— start —
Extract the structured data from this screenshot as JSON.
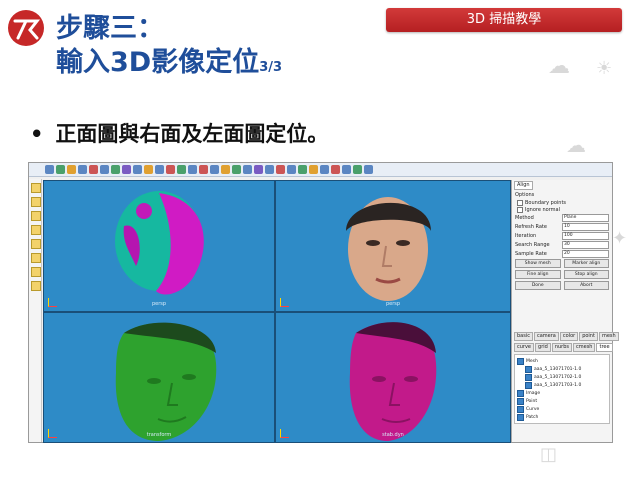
{
  "header": {
    "badge": "3D 掃描教學"
  },
  "title": {
    "line1": "步驟三：",
    "line2": "輸入3D影像定位",
    "line2_sub": "3/3"
  },
  "bullet": {
    "dot": "•",
    "text": "正面圖與右面及左面圖定位。"
  },
  "viewports": [
    {
      "label": "persp",
      "content": "mesh-overlap"
    },
    {
      "label": "persp",
      "content": "textured-face"
    },
    {
      "label": "transform",
      "content": "green-mesh"
    },
    {
      "label": "stab.dyn",
      "content": "magenta-mesh"
    }
  ],
  "align_panel": {
    "title": "Align",
    "options_label": "Options",
    "checks": [
      "Boundary points",
      "Ignore normal"
    ],
    "fields": [
      {
        "label": "Method",
        "value": "Plane"
      },
      {
        "label": "Refresh Rate",
        "value": "10"
      },
      {
        "label": "Iteration",
        "value": "100"
      },
      {
        "label": "Search Range",
        "value": "30"
      },
      {
        "label": "Sample Rate",
        "value": "20"
      }
    ],
    "buttons": [
      [
        "Show mesh",
        "Marker align"
      ],
      [
        "Fine align",
        "Stop align"
      ],
      [
        "Done",
        "Abort"
      ]
    ]
  },
  "tab_row1": [
    "basic",
    "camera",
    "color",
    "point",
    "mesh"
  ],
  "tab_row2": [
    "curve",
    "grid",
    "nurbs",
    "cmesh",
    "tree"
  ],
  "tree": {
    "mesh_label": "Mesh",
    "mesh_items": [
      "aaa_5_13071701-1.0",
      "aaa_5_13071702-1.0",
      "aaa_5_13071703-1.0"
    ],
    "others": [
      "Image",
      "Point",
      "Curve",
      "Patch"
    ]
  },
  "colors": {
    "accent": "#c62828",
    "title": "#1f4e9a",
    "viewport": "#2e8bc7"
  }
}
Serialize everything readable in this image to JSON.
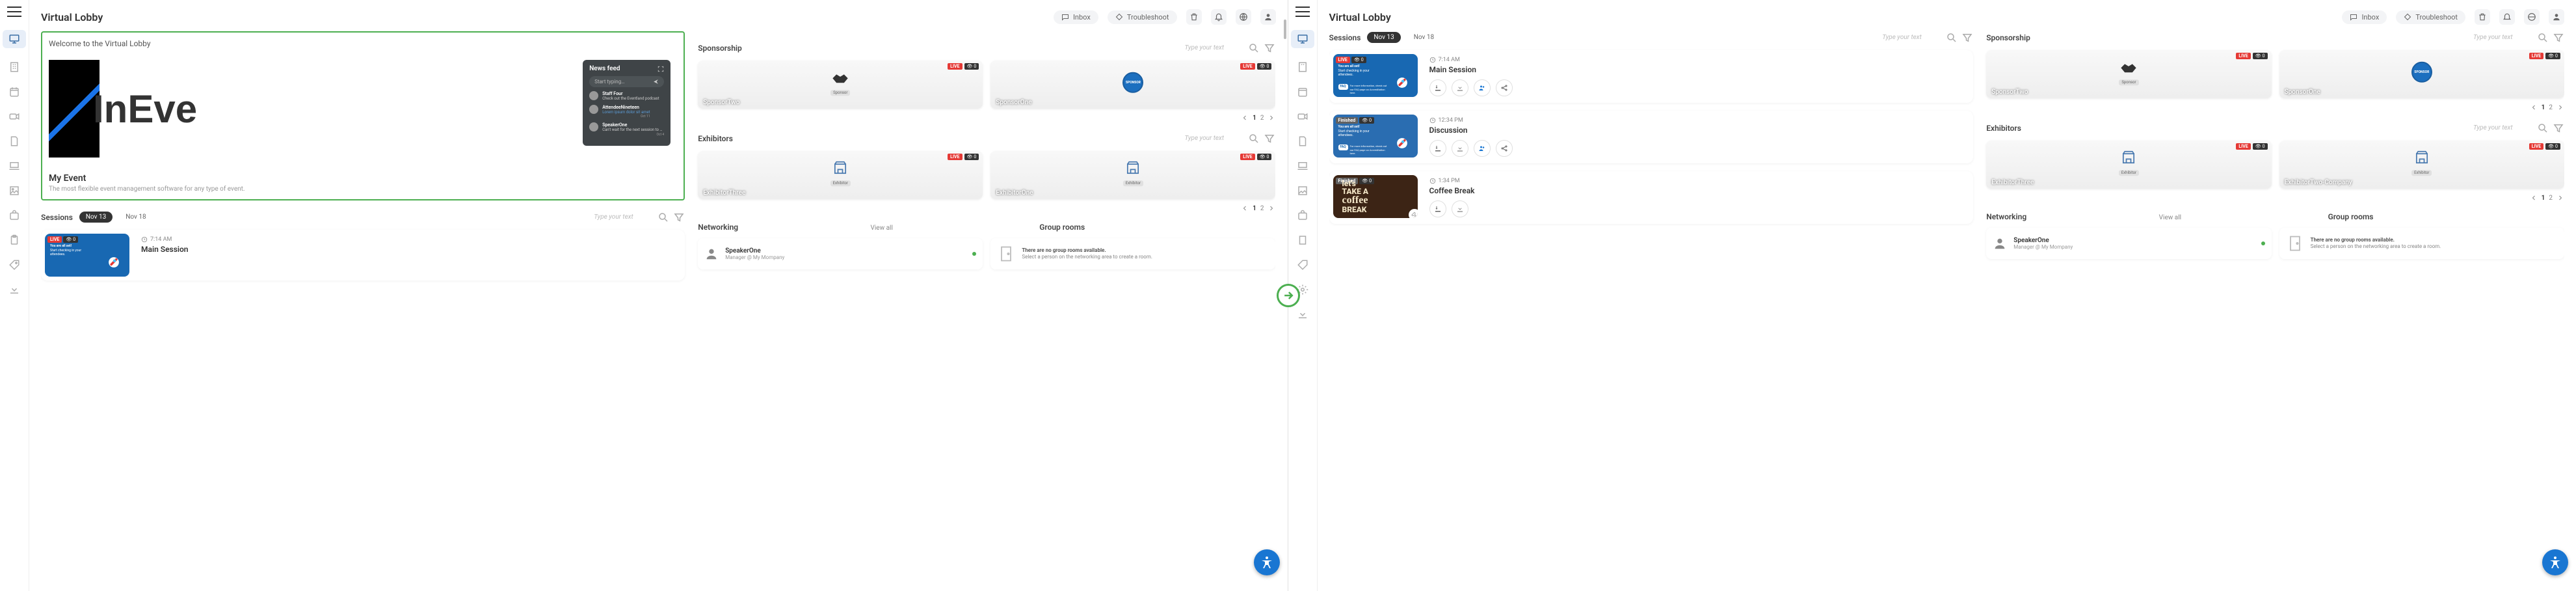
{
  "header": {
    "title": "Virtual Lobby",
    "inbox": "Inbox",
    "troubleshoot": "Troubleshoot"
  },
  "welcome": {
    "heading": "Welcome to the Virtual Lobby",
    "logo_text": "InEve",
    "event_title": "My Event",
    "event_subtitle": "The most flexible event management software for any type of event."
  },
  "newsfeed": {
    "title": "News feed",
    "placeholder": "Start typing…",
    "items": [
      {
        "name": "Staff Four",
        "text": "Check out the Eventland podcast",
        "date": ""
      },
      {
        "name": "AttendeeNineteen",
        "text": "",
        "date": "Oct 11"
      },
      {
        "name": "SpeakerOne",
        "text": "Can't wait for the next session to start!",
        "date": "Oct 4"
      }
    ]
  },
  "sessions": {
    "title": "Sessions",
    "dates": [
      "Nov 13",
      "Nov 18"
    ],
    "search_placeholder": "Type your text",
    "items": [
      {
        "status": "LIVE",
        "count": "0",
        "time": "7:14 AM",
        "name": "Main Session",
        "thumb_line1": "You are all set!",
        "thumb_line2": "Start checking in your attendees.",
        "faq": "For more information, check out our FAQ page on Accreditation here."
      },
      {
        "status": "Finished",
        "count": "0",
        "time": "12:34 PM",
        "name": "Discussion",
        "thumb_line1": "You are all set!",
        "thumb_line2": "Start checking in your attendees.",
        "faq": "For more information, check out our FAQ page on Accreditation here."
      },
      {
        "status": "Finished",
        "count": "0",
        "time": "1:34 PM",
        "name": "Coffee Break",
        "coffee": true
      }
    ]
  },
  "sponsorship": {
    "title": "Sponsorship",
    "search_placeholder": "Type your text",
    "items": [
      {
        "status": "LIVE",
        "count": "0",
        "label": "Sponsor",
        "name": "SponsorTwo",
        "icon": "handshake"
      },
      {
        "status": "LIVE",
        "count": "0",
        "label": "SPONSOR",
        "name": "SponsorOne",
        "icon": "sponsor-circle"
      }
    ],
    "page_current": "1",
    "page_total": "2"
  },
  "exhibitors": {
    "title": "Exhibitors",
    "search_placeholder": "Type your text",
    "items_left": [
      {
        "status": "LIVE",
        "count": "0",
        "label": "Exhibitor",
        "name": "ExhibitorThree"
      },
      {
        "status": "LIVE",
        "count": "0",
        "label": "Exhibitor",
        "name": "ExhibitorOne"
      }
    ],
    "items_right": [
      {
        "status": "LIVE",
        "count": "0",
        "label": "Exhibitor",
        "name": "ExhibitorThree"
      },
      {
        "status": "LIVE",
        "count": "0",
        "label": "Exhibitor",
        "name": "ExhibitorTwo-Company"
      }
    ],
    "page_current": "1",
    "page_total": "2"
  },
  "networking": {
    "title": "Networking",
    "viewall": "View all",
    "group_title": "Group rooms",
    "person": {
      "name": "SpeakerOne",
      "role": "Manager @ My Mompany"
    },
    "group_empty_title": "There are no group rooms available.",
    "group_empty_sub": "Select a person on the networking area to create a room."
  }
}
— end —
Reproduce the records, all of them, word for word; omit the pictures.

Extract the structured data from this screenshot as JSON.
{
  "header": {
    "badge": "3D 掃描教學"
  },
  "title": {
    "line1": "步驟三：",
    "line2": "輸入3D影像定位",
    "line2_sub": "3/3"
  },
  "bullet": {
    "dot": "•",
    "text": "正面圖與右面及左面圖定位。"
  },
  "viewports": [
    {
      "label": "persp",
      "content": "mesh-overlap"
    },
    {
      "label": "persp",
      "content": "textured-face"
    },
    {
      "label": "transform",
      "content": "green-mesh"
    },
    {
      "label": "stab.dyn",
      "content": "magenta-mesh"
    }
  ],
  "align_panel": {
    "title": "Align",
    "options_label": "Options",
    "checks": [
      "Boundary points",
      "Ignore normal"
    ],
    "fields": [
      {
        "label": "Method",
        "value": "Plane"
      },
      {
        "label": "Refresh Rate",
        "value": "10"
      },
      {
        "label": "Iteration",
        "value": "100"
      },
      {
        "label": "Search Range",
        "value": "30"
      },
      {
        "label": "Sample Rate",
        "value": "20"
      }
    ],
    "buttons": [
      [
        "Show mesh",
        "Marker align"
      ],
      [
        "Fine align",
        "Stop align"
      ],
      [
        "Done",
        "Abort"
      ]
    ]
  },
  "tab_row1": [
    "basic",
    "camera",
    "color",
    "point",
    "mesh"
  ],
  "tab_row2": [
    "curve",
    "grid",
    "nurbs",
    "cmesh",
    "tree"
  ],
  "tree": {
    "mesh_label": "Mesh",
    "mesh_items": [
      "aaa_5_13071701-1.0",
      "aaa_5_13071702-1.0",
      "aaa_5_13071703-1.0"
    ],
    "others": [
      "Image",
      "Point",
      "Curve",
      "Patch"
    ]
  },
  "colors": {
    "accent": "#c62828",
    "title": "#1f4e9a",
    "viewport": "#2e8bc7"
  }
}
Serialize everything readable in this image to JSON.
{
  "header": {
    "title": "Virtual Lobby",
    "inbox": "Inbox",
    "troubleshoot": "Troubleshoot"
  },
  "welcome": {
    "heading": "Welcome to the Virtual Lobby",
    "logo_text": "InEve",
    "event_title": "My Event",
    "event_subtitle": "The most flexible event management software for any type of event."
  },
  "newsfeed": {
    "title": "News feed",
    "placeholder": "Start typing…",
    "items": [
      {
        "name": "Staff Four",
        "text": "Check out the Eventland podcast",
        "date": ""
      },
      {
        "name": "AttendeeNineteen",
        "text": "",
        "date": "Oct 11"
      },
      {
        "name": "SpeakerOne",
        "text": "Can't wait for the next session to start!",
        "date": "Oct 4"
      }
    ]
  },
  "sessions": {
    "title": "Sessions",
    "dates": [
      "Nov 13",
      "Nov 18"
    ],
    "search_placeholder": "Type your text",
    "items": [
      {
        "status": "LIVE",
        "count": "0",
        "time": "7:14 AM",
        "name": "Main Session",
        "thumb_line1": "You are all set!",
        "thumb_line2": "Start checking in your attendees.",
        "faq": "For more information, check out our FAQ page on Accreditation here."
      },
      {
        "status": "Finished",
        "count": "0",
        "time": "12:34 PM",
        "name": "Discussion",
        "thumb_line1": "You are all set!",
        "thumb_line2": "Start checking in your attendees.",
        "faq": "For more information, check out our FAQ page on Accreditation here."
      },
      {
        "status": "Finished",
        "count": "0",
        "time": "1:34 PM",
        "name": "Coffee Break",
        "coffee": true
      }
    ]
  },
  "sponsorship": {
    "title": "Sponsorship",
    "search_placeholder": "Type your text",
    "items": [
      {
        "status": "LIVE",
        "count": "0",
        "label": "Sponsor",
        "name": "SponsorTwo",
        "icon": "handshake"
      },
      {
        "status": "LIVE",
        "count": "0",
        "label": "SPONSOR",
        "name": "SponsorOne",
        "icon": "sponsor-circle"
      }
    ],
    "page_current": "1",
    "page_total": "2"
  },
  "exhibitors": {
    "title": "Exhibitors",
    "search_placeholder": "Type your text",
    "items_left": [
      {
        "status": "LIVE",
        "count": "0",
        "label": "Exhibitor",
        "name": "ExhibitorThree"
      },
      {
        "status": "LIVE",
        "count": "0",
        "label": "Exhibitor",
        "name": "ExhibitorOne"
      }
    ],
    "items_right": [
      {
        "status": "LIVE",
        "count": "0",
        "label": "Exhibitor",
        "name": "ExhibitorThree"
      },
      {
        "status": "LIVE",
        "count": "0",
        "label": "Exhibitor",
        "name": "ExhibitorTwo-Company"
      }
    ],
    "page_current": "1",
    "page_total": "2"
  },
  "networking": {
    "title": "Networking",
    "viewall": "View all",
    "group_title": "Group rooms",
    "person": {
      "name": "SpeakerOne",
      "role": "Manager @ My Mompany"
    },
    "group_empty_title": "There are no group rooms available.",
    "group_empty_sub": "Select a person on the networking area to create a room."
  }
}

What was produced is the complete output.